** START Supplied entries **

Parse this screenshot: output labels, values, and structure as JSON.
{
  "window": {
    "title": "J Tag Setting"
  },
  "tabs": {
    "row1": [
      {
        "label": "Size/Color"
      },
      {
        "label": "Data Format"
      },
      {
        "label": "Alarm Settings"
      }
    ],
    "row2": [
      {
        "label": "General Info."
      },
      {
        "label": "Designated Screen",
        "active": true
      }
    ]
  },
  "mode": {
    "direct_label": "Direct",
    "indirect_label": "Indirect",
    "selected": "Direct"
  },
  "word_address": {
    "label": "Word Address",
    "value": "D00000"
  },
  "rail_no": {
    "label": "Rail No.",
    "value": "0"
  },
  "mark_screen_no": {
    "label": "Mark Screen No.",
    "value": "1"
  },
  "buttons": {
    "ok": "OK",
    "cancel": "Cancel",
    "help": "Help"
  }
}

** END Supplied entries **
** START Supplied entries **

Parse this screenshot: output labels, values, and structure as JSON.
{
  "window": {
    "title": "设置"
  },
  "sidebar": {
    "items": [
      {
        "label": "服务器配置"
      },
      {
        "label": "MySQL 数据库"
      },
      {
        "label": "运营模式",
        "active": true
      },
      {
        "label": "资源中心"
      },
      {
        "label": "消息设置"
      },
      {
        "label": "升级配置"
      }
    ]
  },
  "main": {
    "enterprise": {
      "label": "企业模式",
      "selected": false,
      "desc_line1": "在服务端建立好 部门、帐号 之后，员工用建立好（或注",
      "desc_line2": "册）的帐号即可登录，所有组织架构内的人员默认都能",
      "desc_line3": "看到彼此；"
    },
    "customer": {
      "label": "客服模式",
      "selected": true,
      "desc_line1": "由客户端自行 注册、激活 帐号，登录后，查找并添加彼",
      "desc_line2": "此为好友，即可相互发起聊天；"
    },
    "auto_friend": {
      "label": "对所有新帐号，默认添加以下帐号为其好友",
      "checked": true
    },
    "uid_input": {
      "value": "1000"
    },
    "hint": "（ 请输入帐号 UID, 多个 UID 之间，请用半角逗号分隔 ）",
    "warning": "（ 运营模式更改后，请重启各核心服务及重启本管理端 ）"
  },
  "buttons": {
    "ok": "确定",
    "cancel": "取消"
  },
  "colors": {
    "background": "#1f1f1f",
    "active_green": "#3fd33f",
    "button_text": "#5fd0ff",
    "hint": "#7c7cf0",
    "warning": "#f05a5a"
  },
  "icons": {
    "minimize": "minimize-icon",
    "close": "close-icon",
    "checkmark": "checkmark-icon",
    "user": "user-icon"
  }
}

** END Supplied entries **

_The problem_
Determine how many lines of the listing above hold the word "selected". Report that number without anything else.

_Result of the exercise_
3